作業内容:
(1) 韓国のRFID特許出願についての記事によると、出願件数がもっとも多かった出願者はどこですか。
(2) 韓国のRFID特許出願についての記事から、「2005年以降、特許出願が急増」で始まり「た日本勢の名も挙がっている。」までの部分を一字も変えずに書き写してください。
(3) 韓国のRFID特許出願についての記事の続きを、最後の文のあとから書いてください。

------ 抜粋本文

韓国でRFID関連技術に関する特許出願が急速に増加している。
2005年以降、特許出願が急増
韓国政府の特許庁によると、2001年には70件だったRFIDの特許出願が、2006年には1003件、2007年には1201件と増えているという。
内容を見ると、「運用システム」が全体の69%ともっとも多く、続いて「チップ・タグ」(14%)、「ミドルウェア」(7%)という順になっている。また、もっとも出願数の増加幅が多かったのはチップ・タグで、2003年には15件にとどまっていたものが、2007年には138件と大幅に増加している。
一方、国内(韓国の企業や機関)/国外(外国の企業や機関)別に出願数を見てみると、2005年以降、韓国人による出願数が右肩上がりで大きく伸びていることが分かる。とくに2007年には1000件を超え、大台に乗っている。
さらに、出願者を見てみると、国立の研究所である韓国電子通信研究院(ETRI)がもっとも多い293件を占めていた。その後にSamsung電子、SK Telecomといった大企業が続いている。10位圏内には、富士通や日立といった日本勢の名も挙がっている。
実社会での活用事例も
RFIDは、韓国が目指しているユビキタス社会の構築には欠かすことのできない技術である。これまでにも何度か試験サービスが行われているほか、すでに実社会で活用されているものもある。

------------
------ 保存データ

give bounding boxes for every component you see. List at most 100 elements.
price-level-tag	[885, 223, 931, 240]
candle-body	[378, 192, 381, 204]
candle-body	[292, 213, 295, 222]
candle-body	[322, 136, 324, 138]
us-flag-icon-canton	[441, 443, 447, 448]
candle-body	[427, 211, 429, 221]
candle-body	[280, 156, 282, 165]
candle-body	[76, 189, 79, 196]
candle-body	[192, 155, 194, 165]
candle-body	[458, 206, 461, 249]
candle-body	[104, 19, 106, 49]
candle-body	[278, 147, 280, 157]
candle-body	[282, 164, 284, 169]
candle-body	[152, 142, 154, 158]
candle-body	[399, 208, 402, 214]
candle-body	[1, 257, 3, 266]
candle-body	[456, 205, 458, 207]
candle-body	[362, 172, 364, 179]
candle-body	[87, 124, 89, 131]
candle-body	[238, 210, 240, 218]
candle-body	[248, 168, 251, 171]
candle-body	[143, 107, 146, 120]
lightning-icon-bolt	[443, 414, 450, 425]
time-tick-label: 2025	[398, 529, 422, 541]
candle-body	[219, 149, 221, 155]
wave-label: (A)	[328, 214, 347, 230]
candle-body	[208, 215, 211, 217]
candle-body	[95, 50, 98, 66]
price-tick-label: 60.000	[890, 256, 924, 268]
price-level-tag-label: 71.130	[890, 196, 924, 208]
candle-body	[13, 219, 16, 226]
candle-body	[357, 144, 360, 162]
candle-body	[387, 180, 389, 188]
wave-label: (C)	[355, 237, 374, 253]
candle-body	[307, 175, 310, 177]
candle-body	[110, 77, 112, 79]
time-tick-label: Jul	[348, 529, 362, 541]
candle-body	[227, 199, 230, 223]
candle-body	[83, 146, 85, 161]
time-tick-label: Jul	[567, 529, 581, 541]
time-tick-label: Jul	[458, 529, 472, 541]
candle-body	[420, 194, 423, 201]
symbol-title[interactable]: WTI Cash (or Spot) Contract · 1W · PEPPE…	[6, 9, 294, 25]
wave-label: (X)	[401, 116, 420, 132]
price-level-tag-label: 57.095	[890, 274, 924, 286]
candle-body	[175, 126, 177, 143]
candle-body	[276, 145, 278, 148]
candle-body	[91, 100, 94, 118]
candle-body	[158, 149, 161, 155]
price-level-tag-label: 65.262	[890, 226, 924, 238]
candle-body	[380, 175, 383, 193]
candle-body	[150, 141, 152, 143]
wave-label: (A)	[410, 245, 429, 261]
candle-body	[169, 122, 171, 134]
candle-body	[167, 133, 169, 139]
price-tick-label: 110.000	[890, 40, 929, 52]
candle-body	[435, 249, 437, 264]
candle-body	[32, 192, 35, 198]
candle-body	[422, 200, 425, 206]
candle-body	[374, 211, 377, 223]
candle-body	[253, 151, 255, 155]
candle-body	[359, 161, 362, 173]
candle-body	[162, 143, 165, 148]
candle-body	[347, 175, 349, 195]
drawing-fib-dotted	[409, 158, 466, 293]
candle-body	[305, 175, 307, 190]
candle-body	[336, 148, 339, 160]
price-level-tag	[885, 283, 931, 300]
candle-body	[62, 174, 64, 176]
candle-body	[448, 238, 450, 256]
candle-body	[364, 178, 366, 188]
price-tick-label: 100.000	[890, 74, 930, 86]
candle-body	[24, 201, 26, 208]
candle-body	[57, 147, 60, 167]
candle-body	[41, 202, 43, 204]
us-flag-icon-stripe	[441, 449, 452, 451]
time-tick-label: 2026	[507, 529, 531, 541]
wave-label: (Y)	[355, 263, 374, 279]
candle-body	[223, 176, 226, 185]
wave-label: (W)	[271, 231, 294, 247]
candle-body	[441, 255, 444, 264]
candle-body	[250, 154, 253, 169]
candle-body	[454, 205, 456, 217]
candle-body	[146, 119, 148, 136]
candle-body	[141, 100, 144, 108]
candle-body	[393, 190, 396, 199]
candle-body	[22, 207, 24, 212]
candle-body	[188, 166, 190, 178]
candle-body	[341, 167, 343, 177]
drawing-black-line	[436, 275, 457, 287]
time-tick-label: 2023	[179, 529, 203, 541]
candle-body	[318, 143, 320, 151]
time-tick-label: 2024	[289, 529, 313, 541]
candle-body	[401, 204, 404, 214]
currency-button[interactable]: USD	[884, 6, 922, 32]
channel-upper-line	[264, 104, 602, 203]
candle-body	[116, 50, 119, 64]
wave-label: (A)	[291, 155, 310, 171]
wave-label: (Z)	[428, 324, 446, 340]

------------

回答一覧:
(1) 国立の研究所である韓国電子通信研究院(ETRI)で、293件です。

(2)
2005年以降、特許出願が急増
韓国政府の特許庁によると、2001年には70件だったRFIDの特許出願が、2006年には1003件、2007年には1201件と増えているという。
内容を見ると、「運用システム」が全体の69%ともっとも多く、続いて「チップ・タグ」(14%)、「ミドルウェア」(7%)という順になっている。また、もっとも出願数の増加幅が多かったのはチップ・タグで、2003年には15件にとどまっていたものが、2007年には138件と大幅に増加している。
一方、国内(韓国の企業や機関)/国外(外国の企業や機関)別に出願数を見てみると、2005年以降、韓国人による出願数が右肩上がりで大きく伸びていることが分かる。とくに2007年には1000件を超え、大台に乗っている。
さらに、出願者を見てみると、国立の研究所である韓国電子通信研究院(ETRI)がもっとも多い293件を占めていた。その後にSamsung電子、SK Telecomといった大企業が続いている。10位圏内には、富士通や日立といった日本勢の名も挙がっている。

(3)
たとえばソウル市などが推進している「乗用車曜日制」。これは月曜から金曜の1日だけ、自動車に乗らない曜日を決め、RFIDで管理するというシステムだ。この制度に参加したドライバーにはRDIDタグが発行され、これを自動車につけることで指定日の乗車有無が随時確認される。もし指定した日に車に乗った場合は、乗用車曜日制の恩恵として提供される自動車税5%減免などを受けられなくなる。渋滞が慢性的な問題となっている韓国において、これをある程度緩和する制度として期待されている。
急成長する市場でさらなる努力を喚起
このように実社会での運用も始まり、RFIDの特許申請数を急激に伸ばしている韓国だが、特許庁では現状に満足せず、「素早い成長が見込まれるRFID産業において、核心技術を確保し、市場をリードする努力が切実に望まれる」と、さらなる活性化を喚起している。政府が要求している水準はあくまで高いようだ。
特許庁によると、英国の調査会社であるIDTech Exは、RFID市場の規模が2006年の27億7000万米ドル(約2935億6500万円/1円=105.980ドル)から、2018年には約270億米ドル(約2兆8614億6000万円)へと成長、1年に平均21%ずつ拡大すると分析しているという。こうした市場の先頭に立つことを狙う韓国では、今から緊張感を持って技術開発にあたっているようだ。